- [Aim of the exercise]
Retype all of the entries word for word.

(Data items)
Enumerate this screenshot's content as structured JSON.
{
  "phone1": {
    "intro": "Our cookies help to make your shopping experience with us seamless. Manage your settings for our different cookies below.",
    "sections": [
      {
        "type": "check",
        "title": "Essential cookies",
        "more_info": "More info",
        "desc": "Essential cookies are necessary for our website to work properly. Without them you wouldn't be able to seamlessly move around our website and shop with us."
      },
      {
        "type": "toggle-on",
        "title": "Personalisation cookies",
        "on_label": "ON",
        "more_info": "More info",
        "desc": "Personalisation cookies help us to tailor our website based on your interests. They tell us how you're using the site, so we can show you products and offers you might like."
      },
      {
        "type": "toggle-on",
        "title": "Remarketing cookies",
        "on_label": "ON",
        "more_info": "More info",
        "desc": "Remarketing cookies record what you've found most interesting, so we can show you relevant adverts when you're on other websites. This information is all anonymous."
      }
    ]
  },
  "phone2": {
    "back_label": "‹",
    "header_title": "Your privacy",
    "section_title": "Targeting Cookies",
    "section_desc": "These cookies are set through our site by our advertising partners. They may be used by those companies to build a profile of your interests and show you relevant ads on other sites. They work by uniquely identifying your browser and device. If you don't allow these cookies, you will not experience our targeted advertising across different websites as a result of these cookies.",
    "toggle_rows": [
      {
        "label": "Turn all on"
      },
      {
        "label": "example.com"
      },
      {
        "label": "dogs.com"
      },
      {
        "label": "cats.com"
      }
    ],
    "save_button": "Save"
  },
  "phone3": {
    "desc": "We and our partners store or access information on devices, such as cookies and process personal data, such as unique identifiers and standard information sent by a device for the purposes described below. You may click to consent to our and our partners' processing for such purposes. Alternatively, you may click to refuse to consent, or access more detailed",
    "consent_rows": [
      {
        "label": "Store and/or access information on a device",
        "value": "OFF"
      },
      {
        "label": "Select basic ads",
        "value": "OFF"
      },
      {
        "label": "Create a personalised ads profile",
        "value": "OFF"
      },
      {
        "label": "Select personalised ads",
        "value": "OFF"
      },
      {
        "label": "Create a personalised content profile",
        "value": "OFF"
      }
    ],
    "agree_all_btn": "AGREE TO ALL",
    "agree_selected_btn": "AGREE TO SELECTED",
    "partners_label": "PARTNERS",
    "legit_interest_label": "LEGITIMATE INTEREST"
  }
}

- [Response]
Enumerate this screenshot's content as structured JSON.
{
  "phone1": {
    "intro": "Our cookies help to make your shopping experience with us seamless. Manage your settings for our different cookies below.",
    "sections": [
      {
        "type": "check",
        "title": "Essential cookies",
        "more_info": "More info",
        "desc": "Essential cookies are necessary for our website to work properly. Without them you wouldn't be able to seamlessly move around our website and shop with us."
      },
      {
        "type": "toggle-on",
        "title": "Personalisation cookies",
        "on_label": "ON",
        "more_info": "More info",
        "desc": "Personalisation cookies help us to tailor our website based on your interests. They tell us how you're using the site, so we can show you products and offers you might like."
      },
      {
        "type": "toggle-on",
        "title": "Remarketing cookies",
        "on_label": "ON",
        "more_info": "More info",
        "desc": "Remarketing cookies record what you've found most interesting, so we can show you relevant adverts when you're on other websites. This information is all anonymous."
      }
    ]
  },
  "phone2": {
    "back_label": "‹",
    "header_title": "Your privacy",
    "section_title": "Targeting Cookies",
    "section_desc": "These cookies are set through our site by our advertising partners. They may be used by those companies to build a profile of your interests and show you relevant ads on other sites. They work by uniquely identifying your browser and device. If you don't allow these cookies, you will not experience our targeted advertising across different websites as a result of these cookies.",
    "toggle_rows": [
      {
        "label": "Turn all on"
      },
      {
        "label": "example.com"
      },
      {
        "label": "dogs.com"
      },
      {
        "label": "cats.com"
      }
    ],
    "save_button": "Save"
  },
  "phone3": {
    "desc": "We and our partners store or access information on devices, such as cookies and process personal data, such as unique identifiers and standard information sent by a device for the purposes described below. You may click to consent to our and our partners' processing for such purposes. Alternatively, you may click to refuse to consent, or access more detailed",
    "consent_rows": [
      {
        "label": "Store and/or access information on a device",
        "value": "OFF"
      },
      {
        "label": "Select basic ads",
        "value": "OFF"
      },
      {
        "label": "Create a personalised ads profile",
        "value": "OFF"
      },
      {
        "label": "Select personalised ads",
        "value": "OFF"
      },
      {
        "label": "Create a personalised content profile",
        "value": "OFF"
      }
    ],
    "agree_all_btn": "AGREE TO ALL",
    "agree_selected_btn": "AGREE TO SELECTED",
    "partners_label": "PARTNERS",
    "legit_interest_label": "LEGITIMATE INTEREST"
  }
}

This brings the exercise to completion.